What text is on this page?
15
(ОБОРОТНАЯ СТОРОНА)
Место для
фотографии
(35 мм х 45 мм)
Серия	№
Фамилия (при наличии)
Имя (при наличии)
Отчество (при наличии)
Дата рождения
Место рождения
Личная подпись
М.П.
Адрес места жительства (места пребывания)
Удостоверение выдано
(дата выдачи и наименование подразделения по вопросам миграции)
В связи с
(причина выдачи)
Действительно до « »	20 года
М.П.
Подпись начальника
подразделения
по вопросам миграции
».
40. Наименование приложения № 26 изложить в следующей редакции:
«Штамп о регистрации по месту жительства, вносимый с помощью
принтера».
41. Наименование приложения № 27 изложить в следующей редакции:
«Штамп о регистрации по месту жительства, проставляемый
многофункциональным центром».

§ §

= Aim =
Wherever a line in the data above holds "жительства", copy that line.

= Reply =
Адрес места жительства (места пребывания)
«Штамп о регистрации по месту жительства, вносимый с помощью
«Штамп о регистрации по месту жительства, проставляемый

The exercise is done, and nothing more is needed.